### DATA TO USE

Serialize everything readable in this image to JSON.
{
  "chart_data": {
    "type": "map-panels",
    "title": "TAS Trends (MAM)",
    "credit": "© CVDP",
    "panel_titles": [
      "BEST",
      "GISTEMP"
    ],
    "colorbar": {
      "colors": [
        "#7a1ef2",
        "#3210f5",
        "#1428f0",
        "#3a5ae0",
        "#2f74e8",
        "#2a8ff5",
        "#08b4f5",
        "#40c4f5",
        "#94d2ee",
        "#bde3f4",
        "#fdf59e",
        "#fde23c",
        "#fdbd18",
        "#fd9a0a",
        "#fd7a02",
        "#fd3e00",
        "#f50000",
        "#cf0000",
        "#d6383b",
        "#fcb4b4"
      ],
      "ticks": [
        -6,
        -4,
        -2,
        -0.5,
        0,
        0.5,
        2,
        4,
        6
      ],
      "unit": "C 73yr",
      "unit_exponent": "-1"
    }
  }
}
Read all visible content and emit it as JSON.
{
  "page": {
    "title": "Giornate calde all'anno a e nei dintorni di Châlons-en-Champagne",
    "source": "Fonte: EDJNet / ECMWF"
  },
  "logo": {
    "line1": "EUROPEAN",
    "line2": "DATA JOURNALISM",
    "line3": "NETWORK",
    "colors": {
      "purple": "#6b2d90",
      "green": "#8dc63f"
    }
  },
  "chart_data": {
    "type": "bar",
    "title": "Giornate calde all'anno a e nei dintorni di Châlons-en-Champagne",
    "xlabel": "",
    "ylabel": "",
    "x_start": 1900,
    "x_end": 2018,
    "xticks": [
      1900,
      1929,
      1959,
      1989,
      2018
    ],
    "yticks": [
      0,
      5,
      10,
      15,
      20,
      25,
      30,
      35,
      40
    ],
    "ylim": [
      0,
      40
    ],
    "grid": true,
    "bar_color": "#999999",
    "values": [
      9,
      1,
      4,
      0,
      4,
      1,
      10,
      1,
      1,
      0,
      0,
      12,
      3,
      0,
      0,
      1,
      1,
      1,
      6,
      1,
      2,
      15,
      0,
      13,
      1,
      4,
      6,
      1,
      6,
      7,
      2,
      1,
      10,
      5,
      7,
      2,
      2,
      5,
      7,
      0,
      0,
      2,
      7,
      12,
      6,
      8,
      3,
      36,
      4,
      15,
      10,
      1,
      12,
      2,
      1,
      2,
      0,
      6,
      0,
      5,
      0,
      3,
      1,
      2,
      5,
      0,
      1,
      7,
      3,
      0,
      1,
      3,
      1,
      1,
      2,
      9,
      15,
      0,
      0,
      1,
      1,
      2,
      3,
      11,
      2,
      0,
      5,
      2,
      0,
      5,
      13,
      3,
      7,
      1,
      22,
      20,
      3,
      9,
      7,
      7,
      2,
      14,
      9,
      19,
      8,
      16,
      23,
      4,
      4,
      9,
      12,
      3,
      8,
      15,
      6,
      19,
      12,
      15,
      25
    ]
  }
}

######

Extract all the entries word for word.

Serialize everything readable in this image to JSON.
{
  "chart_data": {
    "type": "map-panels",
    "title": "TAS Trends (MAM)",
    "credit": "© CVDP",
    "panel_titles": [
      "BEST",
      "GISTEMP"
    ],
    "colorbar": {
      "colors": [
        "#7a1ef2",
        "#3210f5",
        "#1428f0",
        "#3a5ae0",
        "#2f74e8",
        "#2a8ff5",
        "#08b4f5",
        "#40c4f5",
        "#94d2ee",
        "#bde3f4",
        "#fdf59e",
        "#fde23c",
        "#fdbd18",
        "#fd9a0a",
        "#fd7a02",
        "#fd3e00",
        "#f50000",
        "#cf0000",
        "#d6383b",
        "#fcb4b4"
      ],
      "ticks": [
        -6,
        -4,
        -2,
        -0.5,
        0,
        0.5,
        2,
        4,
        6
      ],
      "unit": "C 73yr",
      "unit_exponent": "-1"
    }
  }
}
Read all visible content and emit it as JSON.
{
  "page": {
    "title": "Giornate calde all'anno a e nei dintorni di Châlons-en-Champagne",
    "source": "Fonte: EDJNet / ECMWF"
  },
  "logo": {
    "line1": "EUROPEAN",
    "line2": "DATA JOURNALISM",
    "line3": "NETWORK",
    "colors": {
      "purple": "#6b2d90",
      "green": "#8dc63f"
    }
  },
  "chart_data": {
    "type": "bar",
    "title": "Giornate calde all'anno a e nei dintorni di Châlons-en-Champagne",
    "xlabel": "",
    "ylabel": "",
    "x_start": 1900,
    "x_end": 2018,
    "xticks": [
      1900,
      1929,
      1959,
      1989,
      2018
    ],
    "yticks": [
      0,
      5,
      10,
      15,
      20,
      25,
      30,
      35,
      40
    ],
    "ylim": [
      0,
      40
    ],
    "grid": true,
    "bar_color": "#999999",
    "values": [
      9,
      1,
      4,
      0,
      4,
      1,
      10,
      1,
      1,
      0,
      0,
      12,
      3,
      0,
      0,
      1,
      1,
      1,
      6,
      1,
      2,
      15,
      0,
      13,
      1,
      4,
      6,
      1,
      6,
      7,
      2,
      1,
      10,
      5,
      7,
      2,
      2,
      5,
      7,
      0,
      0,
      2,
      7,
      12,
      6,
      8,
      3,
      36,
      4,
      15,
      10,
      1,
      12,
      2,
      1,
      2,
      0,
      6,
      0,
      5,
      0,
      3,
      1,
      2,
      5,
      0,
      1,
      7,
      3,
      0,
      1,
      3,
      1,
      1,
      2,
      9,
      15,
      0,
      0,
      1,
      1,
      2,
      3,
      11,
      2,
      0,
      5,
      2,
      0,
      5,
      13,
      3,
      7,
      1,
      22,
      20,
      3,
      9,
      7,
      7,
      2,
      14,
      9,
      19,
      8,
      16,
      23,
      4,
      4,
      9,
      12,
      3,
      8,
      15,
      6,
      19,
      12,
      15,
      25
    ]
  }
}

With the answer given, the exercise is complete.